DIRECTIONS
Give a verbatim copy of the lines below, minus the pictures.

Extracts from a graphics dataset
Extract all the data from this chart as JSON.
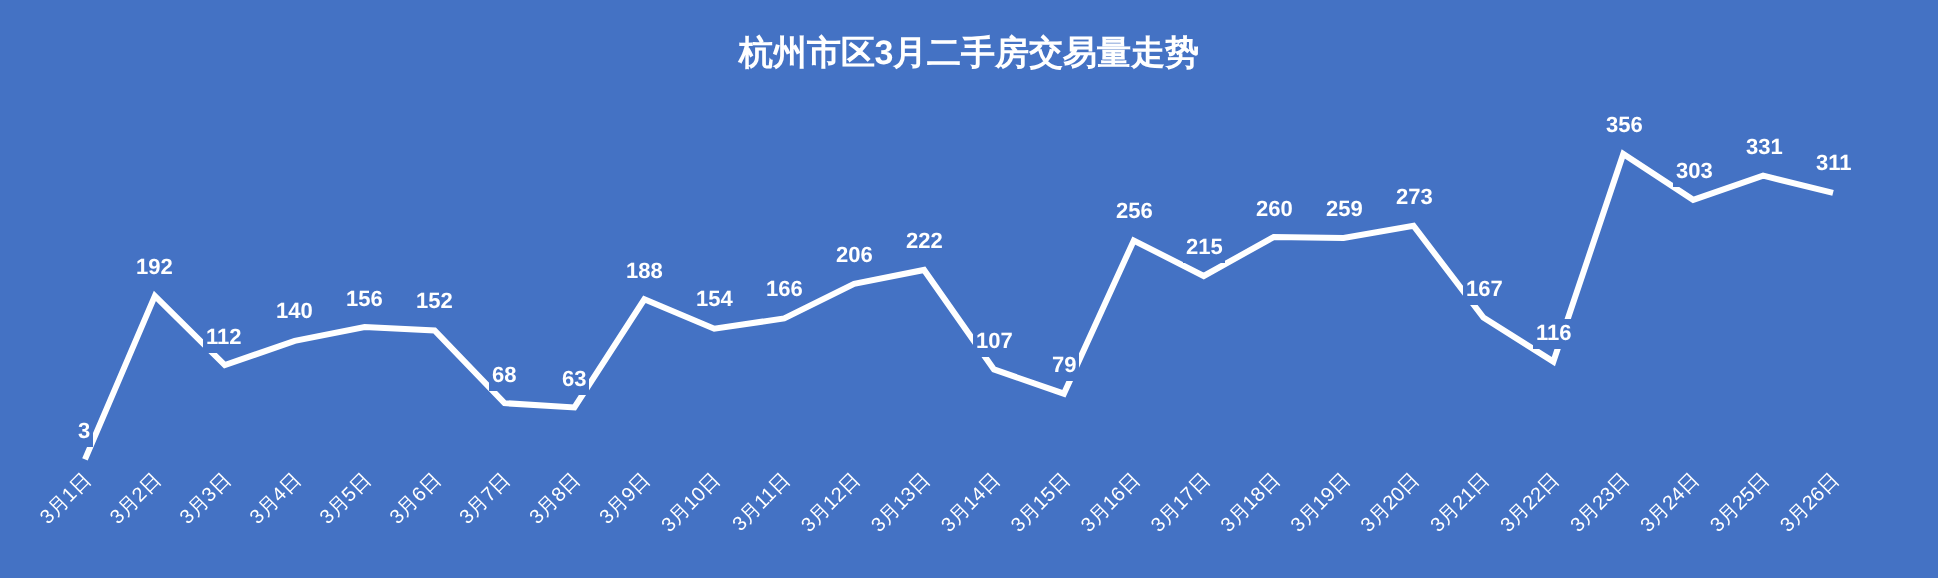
{
  "chart_data": {
    "type": "line",
    "title": "杭州市区3月二手房交易量走势",
    "categories": [
      "3月1日",
      "3月2日",
      "3月3日",
      "3月4日",
      "3月5日",
      "3月6日",
      "3月7日",
      "3月8日",
      "3月9日",
      "3月10日",
      "3月11日",
      "3月12日",
      "3月13日",
      "3月14日",
      "3月15日",
      "3月16日",
      "3月17日",
      "3月18日",
      "3月19日",
      "3月20日",
      "3月21日",
      "3月22日",
      "3月23日",
      "3月24日",
      "3月25日",
      "3月26日"
    ],
    "series": [
      {
        "color": "#ffffff",
        "values": [
          3,
          192,
          112,
          140,
          156,
          152,
          68,
          63,
          188,
          154,
          166,
          206,
          222,
          107,
          79,
          256,
          215,
          260,
          259,
          273,
          167,
          116,
          356,
          303,
          331,
          311
        ]
      }
    ],
    "data_labels": true,
    "marker": "none",
    "line_style": "solid",
    "grid": false,
    "tick_labels": "x"
  }
}
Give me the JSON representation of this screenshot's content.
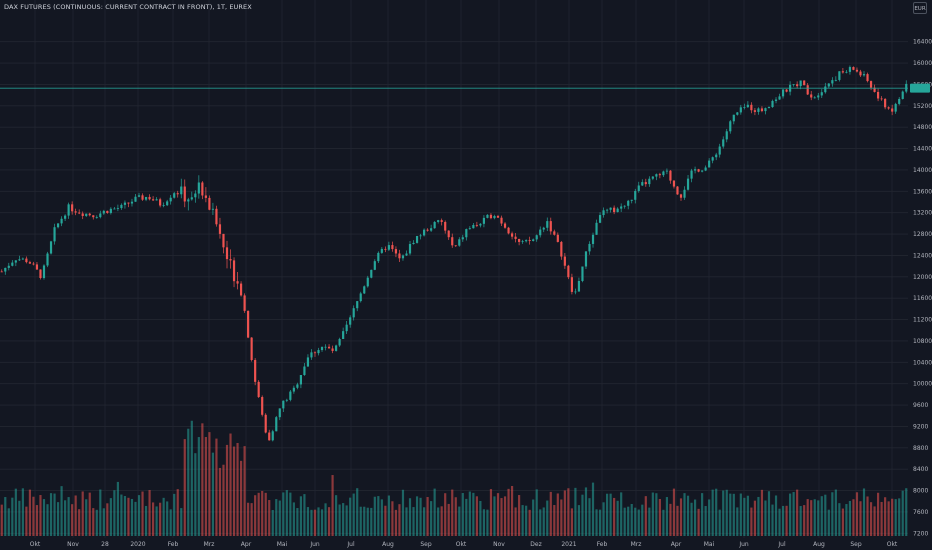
{
  "chart_data": {
    "type": "candlestick",
    "title": "DAX FUTURES (CONTINUOUS: CURRENT CONTRACT IN FRONT), 1T, EUREX",
    "currency": "EUR",
    "xlabel": "",
    "ylabel": "",
    "y_axis": {
      "position": "right",
      "ticks": [
        7200,
        7600,
        8000,
        8400,
        8800,
        9200,
        9600,
        10000,
        10400,
        10800,
        11200,
        11600,
        12000,
        12400,
        12800,
        13200,
        13600,
        14000,
        14400,
        14800,
        15200,
        15600,
        16000,
        16400
      ],
      "ylim": [
        7150,
        16600
      ]
    },
    "x_axis": {
      "labels": [
        "Okt",
        "Nov",
        "28",
        "2020",
        "Feb",
        "Mrz",
        "Apr",
        "Mai",
        "Jun",
        "Jul",
        "Aug",
        "Sep",
        "Okt",
        "Nov",
        "Dez",
        "2021",
        "Feb",
        "Mrz",
        "Apr",
        "Mai",
        "Jun",
        "Jul",
        "Aug",
        "Sep",
        "Okt"
      ]
    },
    "grid": true,
    "last_price_line": 15530,
    "colors": {
      "up": "#26a69a",
      "down": "#ef5350",
      "background": "#131722",
      "grid": "#222631",
      "text": "#b2b5be",
      "last_price": "#26a69a"
    },
    "series": [
      {
        "type": "price",
        "points": [
          [
            "Okt",
            12100
          ],
          [
            "Okt",
            12350
          ],
          [
            "Okt",
            12300
          ],
          [
            "Okt",
            12000
          ],
          [
            "Nov",
            12900
          ],
          [
            "Nov",
            13300
          ],
          [
            "Nov",
            13200
          ],
          [
            "Nov",
            13150
          ],
          [
            "28",
            13250
          ],
          [
            "28",
            13300
          ],
          [
            "28",
            13450
          ],
          [
            "2020",
            13500
          ],
          [
            "2020",
            13350
          ],
          [
            "2020",
            13600
          ],
          [
            "Feb",
            13500
          ],
          [
            "Feb",
            13700
          ],
          [
            "Feb",
            13100
          ],
          [
            "Feb",
            12300
          ],
          [
            "Mrz",
            11800
          ],
          [
            "Mrz",
            10100
          ],
          [
            "Mrz",
            8900
          ],
          [
            "Mrz",
            9600
          ],
          [
            "Apr",
            9900
          ],
          [
            "Apr",
            10500
          ],
          [
            "Apr",
            10700
          ],
          [
            "Mai",
            10600
          ],
          [
            "Mai",
            11100
          ],
          [
            "Mai",
            11700
          ],
          [
            "Jun",
            12300
          ],
          [
            "Jun",
            12600
          ],
          [
            "Jun",
            12300
          ],
          [
            "Jul",
            12700
          ],
          [
            "Jul",
            12900
          ],
          [
            "Jul",
            13050
          ],
          [
            "Aug",
            12500
          ],
          [
            "Aug",
            12900
          ],
          [
            "Aug",
            13000
          ],
          [
            "Sep",
            13200
          ],
          [
            "Sep",
            12900
          ],
          [
            "Sep",
            12600
          ],
          [
            "Okt",
            12700
          ],
          [
            "Okt",
            13050
          ],
          [
            "Okt",
            12500
          ],
          [
            "Nov",
            11600
          ],
          [
            "Nov",
            12500
          ],
          [
            "Nov",
            13200
          ],
          [
            "Dez",
            13250
          ],
          [
            "Dez",
            13350
          ],
          [
            "Dez",
            13700
          ],
          [
            "2021",
            13850
          ],
          [
            "2021",
            13950
          ],
          [
            "Feb",
            13500
          ],
          [
            "Feb",
            14000
          ],
          [
            "Mrz",
            14050
          ],
          [
            "Mrz",
            14450
          ],
          [
            "Apr",
            15000
          ],
          [
            "Apr",
            15200
          ],
          [
            "Mai",
            15100
          ],
          [
            "Mai",
            15300
          ],
          [
            "Jun",
            15500
          ],
          [
            "Jun",
            15650
          ],
          [
            "Jul",
            15350
          ],
          [
            "Jul",
            15600
          ],
          [
            "Aug",
            15800
          ],
          [
            "Aug",
            15900
          ],
          [
            "Sep",
            15700
          ],
          [
            "Sep",
            15300
          ],
          [
            "Okt",
            15100
          ],
          [
            "Okt",
            15600
          ]
        ]
      },
      {
        "type": "volume",
        "scale": "relative"
      }
    ]
  }
}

FINISHED ANSWER
Extract all the data from this chart as JSON.
{
  "chart_data": {
    "type": "line",
    "title": "杭州市区3月二手房交易量走势",
    "categories": [
      "3月1日",
      "3月2日",
      "3月3日",
      "3月4日",
      "3月5日",
      "3月6日",
      "3月7日",
      "3月8日",
      "3月9日",
      "3月10日",
      "3月11日",
      "3月12日",
      "3月13日",
      "3月14日",
      "3月15日",
      "3月16日",
      "3月17日",
      "3月18日",
      "3月19日",
      "3月20日",
      "3月21日",
      "3月22日",
      "3月23日",
      "3月24日",
      "3月25日",
      "3月26日"
    ],
    "series": [
      {
        "color": "#ffffff",
        "values": [
          3,
          192,
          112,
          140,
          156,
          152,
          68,
          63,
          188,
          154,
          166,
          206,
          222,
          107,
          79,
          256,
          215,
          260,
          259,
          273,
          167,
          116,
          356,
          303,
          331,
          311
        ]
      }
    ],
    "data_labels": true,
    "marker": "none",
    "line_style": "solid",
    "grid": false,
    "tick_labels": "x"
  }
}
Give me the JSON representation of this screenshot's content.
{
  "chart_data": {
    "type": "candlestick",
    "title": "DAX FUTURES (CONTINUOUS: CURRENT CONTRACT IN FRONT), 1T, EUREX",
    "currency": "EUR",
    "xlabel": "",
    "ylabel": "",
    "y_axis": {
      "position": "right",
      "ticks": [
        7200,
        7600,
        8000,
        8400,
        8800,
        9200,
        9600,
        10000,
        10400,
        10800,
        11200,
        11600,
        12000,
        12400,
        12800,
        13200,
        13600,
        14000,
        14400,
        14800,
        15200,
        15600,
        16000,
        16400
      ],
      "ylim": [
        7150,
        16600
      ]
    },
    "x_axis": {
      "labels": [
        "Okt",
        "Nov",
        "28",
        "2020",
        "Feb",
        "Mrz",
        "Apr",
        "Mai",
        "Jun",
        "Jul",
        "Aug",
        "Sep",
        "Okt",
        "Nov",
        "Dez",
        "2021",
        "Feb",
        "Mrz",
        "Apr",
        "Mai",
        "Jun",
        "Jul",
        "Aug",
        "Sep",
        "Okt"
      ]
    },
    "grid": true,
    "last_price_line": 15530,
    "colors": {
      "up": "#26a69a",
      "down": "#ef5350",
      "background": "#131722",
      "grid": "#222631",
      "text": "#b2b5be",
      "last_price": "#26a69a"
    },
    "series": [
      {
        "type": "price",
        "points": [
          [
            "Okt",
            12100
          ],
          [
            "Okt",
            12350
          ],
          [
            "Okt",
            12300
          ],
          [
            "Okt",
            12000
          ],
          [
            "Nov",
            12900
          ],
          [
            "Nov",
            13300
          ],
          [
            "Nov",
            13200
          ],
          [
            "Nov",
            13150
          ],
          [
            "28",
            13250
          ],
          [
            "28",
            13300
          ],
          [
            "28",
            13450
          ],
          [
            "2020",
            13500
          ],
          [
            "2020",
            13350
          ],
          [
            "2020",
            13600
          ],
          [
            "Feb",
            13500
          ],
          [
            "Feb",
            13700
          ],
          [
            "Feb",
            13100
          ],
          [
            "Feb",
            12300
          ],
          [
            "Mrz",
            11800
          ],
          [
            "Mrz",
            10100
          ],
          [
            "Mrz",
            8900
          ],
          [
            "Mrz",
            9600
          ],
          [
            "Apr",
            9900
          ],
          [
            "Apr",
            10500
          ],
          [
            "Apr",
            10700
          ],
          [
            "Mai",
            10600
          ],
          [
            "Mai",
            11100
          ],
          [
            "Mai",
            11700
          ],
          [
            "Jun",
            12300
          ],
          [
            "Jun",
            12600
          ],
          [
            "Jun",
            12300
          ],
          [
            "Jul",
            12700
          ],
          [
            "Jul",
            12900
          ],
          [
            "Jul",
            13050
          ],
          [
            "Aug",
            12500
          ],
          [
            "Aug",
            12900
          ],
          [
            "Aug",
            13000
          ],
          [
            "Sep",
            13200
          ],
          [
            "Sep",
            12900
          ],
          [
            "Sep",
            12600
          ],
          [
            "Okt",
            12700
          ],
          [
            "Okt",
            13050
          ],
          [
            "Okt",
            12500
          ],
          [
            "Nov",
            11600
          ],
          [
            "Nov",
            12500
          ],
          [
            "Nov",
            13200
          ],
          [
            "Dez",
            13250
          ],
          [
            "Dez",
            13350
          ],
          [
            "Dez",
            13700
          ],
          [
            "2021",
            13850
          ],
          [
            "2021",
            13950
          ],
          [
            "Feb",
            13500
          ],
          [
            "Feb",
            14000
          ],
          [
            "Mrz",
            14050
          ],
          [
            "Mrz",
            14450
          ],
          [
            "Apr",
            15000
          ],
          [
            "Apr",
            15200
          ],
          [
            "Mai",
            15100
          ],
          [
            "Mai",
            15300
          ],
          [
            "Jun",
            15500
          ],
          [
            "Jun",
            15650
          ],
          [
            "Jul",
            15350
          ],
          [
            "Jul",
            15600
          ],
          [
            "Aug",
            15800
          ],
          [
            "Aug",
            15900
          ],
          [
            "Sep",
            15700
          ],
          [
            "Sep",
            15300
          ],
          [
            "Okt",
            15100
          ],
          [
            "Okt",
            15600
          ]
        ]
      },
      {
        "type": "volume",
        "scale": "relative"
      }
    ]
  }
}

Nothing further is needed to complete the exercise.